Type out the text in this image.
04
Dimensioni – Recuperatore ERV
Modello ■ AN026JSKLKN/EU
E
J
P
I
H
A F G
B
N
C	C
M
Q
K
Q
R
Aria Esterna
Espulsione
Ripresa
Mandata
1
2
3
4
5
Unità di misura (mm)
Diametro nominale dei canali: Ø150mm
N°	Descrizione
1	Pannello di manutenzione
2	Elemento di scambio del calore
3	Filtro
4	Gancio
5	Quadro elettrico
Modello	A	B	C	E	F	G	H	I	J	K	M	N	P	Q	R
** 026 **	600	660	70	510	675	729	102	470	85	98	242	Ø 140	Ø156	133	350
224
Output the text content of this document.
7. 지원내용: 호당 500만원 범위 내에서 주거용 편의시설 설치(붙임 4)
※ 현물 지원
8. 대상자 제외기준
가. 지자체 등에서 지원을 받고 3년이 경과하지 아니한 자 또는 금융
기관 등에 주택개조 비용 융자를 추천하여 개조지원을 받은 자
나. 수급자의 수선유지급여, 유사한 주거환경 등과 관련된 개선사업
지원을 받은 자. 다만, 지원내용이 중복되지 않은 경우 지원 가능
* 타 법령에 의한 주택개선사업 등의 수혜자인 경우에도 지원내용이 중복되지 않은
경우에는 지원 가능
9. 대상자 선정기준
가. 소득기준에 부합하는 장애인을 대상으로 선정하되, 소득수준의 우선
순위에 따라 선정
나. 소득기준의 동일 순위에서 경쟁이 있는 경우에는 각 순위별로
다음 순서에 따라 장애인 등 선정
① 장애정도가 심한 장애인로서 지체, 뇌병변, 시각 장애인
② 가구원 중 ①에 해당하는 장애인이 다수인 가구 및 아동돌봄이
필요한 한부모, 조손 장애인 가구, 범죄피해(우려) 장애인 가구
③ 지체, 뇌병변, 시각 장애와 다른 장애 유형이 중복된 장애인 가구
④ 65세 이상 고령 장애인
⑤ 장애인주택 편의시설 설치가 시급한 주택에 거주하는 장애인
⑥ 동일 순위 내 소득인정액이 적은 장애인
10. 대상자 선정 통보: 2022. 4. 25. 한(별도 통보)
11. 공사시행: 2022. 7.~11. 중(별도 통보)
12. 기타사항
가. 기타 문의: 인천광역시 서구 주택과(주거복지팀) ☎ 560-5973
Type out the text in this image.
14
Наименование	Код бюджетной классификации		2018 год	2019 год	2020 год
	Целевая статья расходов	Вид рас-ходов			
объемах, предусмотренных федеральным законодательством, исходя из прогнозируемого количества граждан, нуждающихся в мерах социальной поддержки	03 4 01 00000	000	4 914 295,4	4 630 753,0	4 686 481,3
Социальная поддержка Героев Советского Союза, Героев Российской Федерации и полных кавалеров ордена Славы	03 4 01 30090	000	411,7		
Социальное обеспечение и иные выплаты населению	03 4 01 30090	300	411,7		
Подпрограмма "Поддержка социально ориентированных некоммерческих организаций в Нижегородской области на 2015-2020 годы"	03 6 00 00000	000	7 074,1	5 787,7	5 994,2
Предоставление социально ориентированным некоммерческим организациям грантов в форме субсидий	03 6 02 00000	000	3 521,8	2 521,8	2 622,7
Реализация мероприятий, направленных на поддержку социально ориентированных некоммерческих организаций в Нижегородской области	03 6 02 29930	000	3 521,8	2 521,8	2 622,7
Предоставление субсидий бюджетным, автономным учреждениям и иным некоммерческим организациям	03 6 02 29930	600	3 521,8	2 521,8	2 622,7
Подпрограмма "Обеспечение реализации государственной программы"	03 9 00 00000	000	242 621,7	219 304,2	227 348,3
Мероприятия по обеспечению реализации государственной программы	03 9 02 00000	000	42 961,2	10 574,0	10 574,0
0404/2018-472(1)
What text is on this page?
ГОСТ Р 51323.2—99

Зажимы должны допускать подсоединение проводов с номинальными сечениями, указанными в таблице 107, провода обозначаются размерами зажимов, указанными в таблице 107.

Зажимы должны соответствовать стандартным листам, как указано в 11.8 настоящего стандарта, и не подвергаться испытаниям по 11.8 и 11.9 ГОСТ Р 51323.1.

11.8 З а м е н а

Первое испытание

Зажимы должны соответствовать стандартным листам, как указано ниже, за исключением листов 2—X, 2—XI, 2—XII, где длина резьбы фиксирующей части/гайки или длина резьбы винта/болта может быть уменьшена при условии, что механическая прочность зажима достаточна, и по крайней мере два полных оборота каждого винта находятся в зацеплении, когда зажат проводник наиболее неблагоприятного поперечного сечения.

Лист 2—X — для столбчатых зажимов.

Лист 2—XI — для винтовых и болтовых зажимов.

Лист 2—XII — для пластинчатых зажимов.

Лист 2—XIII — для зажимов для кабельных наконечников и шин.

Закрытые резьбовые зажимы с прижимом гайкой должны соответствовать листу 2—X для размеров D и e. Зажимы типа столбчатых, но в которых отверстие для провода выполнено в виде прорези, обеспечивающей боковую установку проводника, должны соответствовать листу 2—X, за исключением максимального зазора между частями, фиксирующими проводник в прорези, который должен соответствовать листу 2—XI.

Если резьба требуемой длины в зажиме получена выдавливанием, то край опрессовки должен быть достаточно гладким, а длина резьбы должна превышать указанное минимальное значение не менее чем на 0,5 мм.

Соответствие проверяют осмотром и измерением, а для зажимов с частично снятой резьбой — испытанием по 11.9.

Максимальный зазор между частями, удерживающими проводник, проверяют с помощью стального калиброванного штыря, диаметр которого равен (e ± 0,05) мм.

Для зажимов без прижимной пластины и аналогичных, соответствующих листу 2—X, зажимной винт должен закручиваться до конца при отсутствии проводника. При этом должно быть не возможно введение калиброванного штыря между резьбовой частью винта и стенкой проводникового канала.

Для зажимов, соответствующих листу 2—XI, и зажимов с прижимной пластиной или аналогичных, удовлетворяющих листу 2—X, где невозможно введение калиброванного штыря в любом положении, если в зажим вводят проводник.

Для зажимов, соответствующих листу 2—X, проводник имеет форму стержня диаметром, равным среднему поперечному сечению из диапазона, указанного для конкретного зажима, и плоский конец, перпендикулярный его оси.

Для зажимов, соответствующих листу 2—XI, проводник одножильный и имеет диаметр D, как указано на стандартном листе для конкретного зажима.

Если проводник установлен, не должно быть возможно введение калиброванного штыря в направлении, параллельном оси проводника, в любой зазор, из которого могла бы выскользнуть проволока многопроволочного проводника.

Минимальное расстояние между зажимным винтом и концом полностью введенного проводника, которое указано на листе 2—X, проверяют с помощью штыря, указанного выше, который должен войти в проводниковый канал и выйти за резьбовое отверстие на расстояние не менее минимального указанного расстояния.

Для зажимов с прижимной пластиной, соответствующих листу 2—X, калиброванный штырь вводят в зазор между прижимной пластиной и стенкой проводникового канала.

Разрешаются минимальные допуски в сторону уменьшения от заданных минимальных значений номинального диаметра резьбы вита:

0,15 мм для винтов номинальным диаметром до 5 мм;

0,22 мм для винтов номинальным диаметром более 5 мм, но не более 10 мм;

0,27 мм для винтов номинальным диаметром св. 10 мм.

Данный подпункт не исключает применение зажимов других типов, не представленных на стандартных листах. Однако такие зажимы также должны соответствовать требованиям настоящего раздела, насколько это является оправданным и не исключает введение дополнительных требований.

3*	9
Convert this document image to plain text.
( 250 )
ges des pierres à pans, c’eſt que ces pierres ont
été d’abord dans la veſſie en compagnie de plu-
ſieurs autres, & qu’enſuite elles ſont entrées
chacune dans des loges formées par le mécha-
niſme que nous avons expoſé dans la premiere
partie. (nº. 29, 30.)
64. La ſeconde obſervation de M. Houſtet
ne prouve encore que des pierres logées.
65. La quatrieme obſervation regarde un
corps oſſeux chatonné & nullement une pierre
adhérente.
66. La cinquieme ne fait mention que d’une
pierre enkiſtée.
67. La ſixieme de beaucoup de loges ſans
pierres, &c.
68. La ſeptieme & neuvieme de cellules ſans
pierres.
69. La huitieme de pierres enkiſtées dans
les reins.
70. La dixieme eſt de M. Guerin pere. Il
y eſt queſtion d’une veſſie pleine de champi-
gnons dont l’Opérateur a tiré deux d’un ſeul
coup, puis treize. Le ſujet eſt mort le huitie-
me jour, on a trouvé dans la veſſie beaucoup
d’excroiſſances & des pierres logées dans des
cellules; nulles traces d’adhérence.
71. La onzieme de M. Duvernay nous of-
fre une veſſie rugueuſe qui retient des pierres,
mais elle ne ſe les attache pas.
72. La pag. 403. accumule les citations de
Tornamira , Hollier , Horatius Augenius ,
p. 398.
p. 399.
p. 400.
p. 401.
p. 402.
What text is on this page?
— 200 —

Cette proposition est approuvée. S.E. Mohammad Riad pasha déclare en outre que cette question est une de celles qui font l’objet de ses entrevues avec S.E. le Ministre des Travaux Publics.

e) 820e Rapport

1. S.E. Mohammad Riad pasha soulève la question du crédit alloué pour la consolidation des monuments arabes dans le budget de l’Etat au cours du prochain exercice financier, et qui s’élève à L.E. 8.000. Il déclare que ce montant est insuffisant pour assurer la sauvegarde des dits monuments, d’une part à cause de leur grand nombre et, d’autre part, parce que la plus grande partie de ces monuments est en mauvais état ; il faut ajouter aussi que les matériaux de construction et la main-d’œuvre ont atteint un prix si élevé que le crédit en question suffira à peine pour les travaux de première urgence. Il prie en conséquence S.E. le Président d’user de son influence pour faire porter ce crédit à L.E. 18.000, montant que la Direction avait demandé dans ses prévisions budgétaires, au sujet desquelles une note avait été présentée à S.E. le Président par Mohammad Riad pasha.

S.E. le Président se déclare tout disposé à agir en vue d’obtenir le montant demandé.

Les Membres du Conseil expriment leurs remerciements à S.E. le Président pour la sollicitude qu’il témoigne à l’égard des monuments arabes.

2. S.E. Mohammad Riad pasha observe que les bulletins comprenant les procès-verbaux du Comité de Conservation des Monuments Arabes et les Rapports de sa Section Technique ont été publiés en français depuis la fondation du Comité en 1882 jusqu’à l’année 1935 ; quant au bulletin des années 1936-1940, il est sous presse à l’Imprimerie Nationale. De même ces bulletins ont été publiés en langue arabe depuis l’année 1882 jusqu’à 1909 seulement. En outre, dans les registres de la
□ □ □
* _Set exercise_
Copy each line of the records that contains the word "편의시설".

* _Right answer_
7. 지원내용: 호당 500만원 범위 내에서 주거용 편의시설 설치(붙임 4)
⑤ 장애인주택 편의시설 설치가 시급한 주택에 거주하는 장애인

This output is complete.